▶ _DATASET EXTRACT_:
>>>

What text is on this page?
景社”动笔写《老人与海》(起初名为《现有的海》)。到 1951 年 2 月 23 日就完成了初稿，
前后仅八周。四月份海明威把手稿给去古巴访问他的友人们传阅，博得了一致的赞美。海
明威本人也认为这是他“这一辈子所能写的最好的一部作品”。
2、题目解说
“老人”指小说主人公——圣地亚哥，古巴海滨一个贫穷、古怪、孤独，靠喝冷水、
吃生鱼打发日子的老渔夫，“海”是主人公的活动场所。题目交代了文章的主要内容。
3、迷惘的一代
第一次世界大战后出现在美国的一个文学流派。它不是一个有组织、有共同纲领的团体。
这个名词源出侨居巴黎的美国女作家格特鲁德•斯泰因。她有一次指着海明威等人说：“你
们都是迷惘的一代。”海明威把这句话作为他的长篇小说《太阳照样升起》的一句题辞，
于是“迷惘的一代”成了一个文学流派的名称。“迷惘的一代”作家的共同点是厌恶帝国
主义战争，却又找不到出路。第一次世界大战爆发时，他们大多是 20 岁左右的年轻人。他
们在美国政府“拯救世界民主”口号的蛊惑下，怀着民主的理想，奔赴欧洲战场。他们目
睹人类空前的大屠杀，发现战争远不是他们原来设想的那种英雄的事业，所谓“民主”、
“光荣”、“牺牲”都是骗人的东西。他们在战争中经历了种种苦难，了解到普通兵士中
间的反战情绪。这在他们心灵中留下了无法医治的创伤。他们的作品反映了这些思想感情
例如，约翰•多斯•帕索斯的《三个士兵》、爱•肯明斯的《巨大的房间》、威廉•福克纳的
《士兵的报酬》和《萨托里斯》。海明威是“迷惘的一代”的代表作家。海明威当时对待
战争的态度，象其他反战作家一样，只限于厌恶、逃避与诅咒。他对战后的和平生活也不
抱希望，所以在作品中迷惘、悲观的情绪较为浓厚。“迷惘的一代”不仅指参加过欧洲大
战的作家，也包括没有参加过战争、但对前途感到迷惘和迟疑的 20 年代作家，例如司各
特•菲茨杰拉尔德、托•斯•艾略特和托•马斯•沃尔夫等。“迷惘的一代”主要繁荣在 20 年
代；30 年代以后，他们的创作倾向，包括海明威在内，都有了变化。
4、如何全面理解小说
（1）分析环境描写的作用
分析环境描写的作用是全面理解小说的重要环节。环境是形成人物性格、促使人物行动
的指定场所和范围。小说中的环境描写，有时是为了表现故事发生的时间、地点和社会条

<<<

▶ _WHAT THE TASK ASKS_: Every line of the material must be returned exactly as it appears.

▶ _EXERCISE SOLUTION_:
What text is on this page?
景社”动笔写《老人与海》(起初名为《现有的海》)。到 1951 年 2 月 23 日就完成了初稿，
前后仅八周。四月份海明威把手稿给去古巴访问他的友人们传阅，博得了一致的赞美。海
明威本人也认为这是他“这一辈子所能写的最好的一部作品”。
2、题目解说
“老人”指小说主人公——圣地亚哥，古巴海滨一个贫穷、古怪、孤独，靠喝冷水、
吃生鱼打发日子的老渔夫，“海”是主人公的活动场所。题目交代了文章的主要内容。
3、迷惘的一代
第一次世界大战后出现在美国的一个文学流派。它不是一个有组织、有共同纲领的团体。
这个名词源出侨居巴黎的美国女作家格特鲁德•斯泰因。她有一次指着海明威等人说：“你
们都是迷惘的一代。”海明威把这句话作为他的长篇小说《太阳照样升起》的一句题辞，
于是“迷惘的一代”成了一个文学流派的名称。“迷惘的一代”作家的共同点是厌恶帝国
主义战争，却又找不到出路。第一次世界大战爆发时，他们大多是 20 岁左右的年轻人。他
们在美国政府“拯救世界民主”口号的蛊惑下，怀着民主的理想，奔赴欧洲战场。他们目
睹人类空前的大屠杀，发现战争远不是他们原来设想的那种英雄的事业，所谓“民主”、
“光荣”、“牺牲”都是骗人的东西。他们在战争中经历了种种苦难，了解到普通兵士中
间的反战情绪。这在他们心灵中留下了无法医治的创伤。他们的作品反映了这些思想感情
例如，约翰•多斯•帕索斯的《三个士兵》、爱•肯明斯的《巨大的房间》、威廉•福克纳的
《士兵的报酬》和《萨托里斯》。海明威是“迷惘的一代”的代表作家。海明威当时对待
战争的态度，象其他反战作家一样，只限于厌恶、逃避与诅咒。他对战后的和平生活也不
抱希望，所以在作品中迷惘、悲观的情绪较为浓厚。“迷惘的一代”不仅指参加过欧洲大
战的作家，也包括没有参加过战争、但对前途感到迷惘和迟疑的 20 年代作家，例如司各
特•菲茨杰拉尔德、托•斯•艾略特和托•马斯•沃尔夫等。“迷惘的一代”主要繁荣在 20 年
代；30 年代以后，他们的创作倾向，包括海明威在内，都有了变化。
4、如何全面理解小说
（1）分析环境描写的作用
分析环境描写的作用是全面理解小说的重要环节。环境是形成人物性格、促使人物行动
的指定场所和范围。小说中的环境描写，有时是为了表现故事发生的时间、地点和社会条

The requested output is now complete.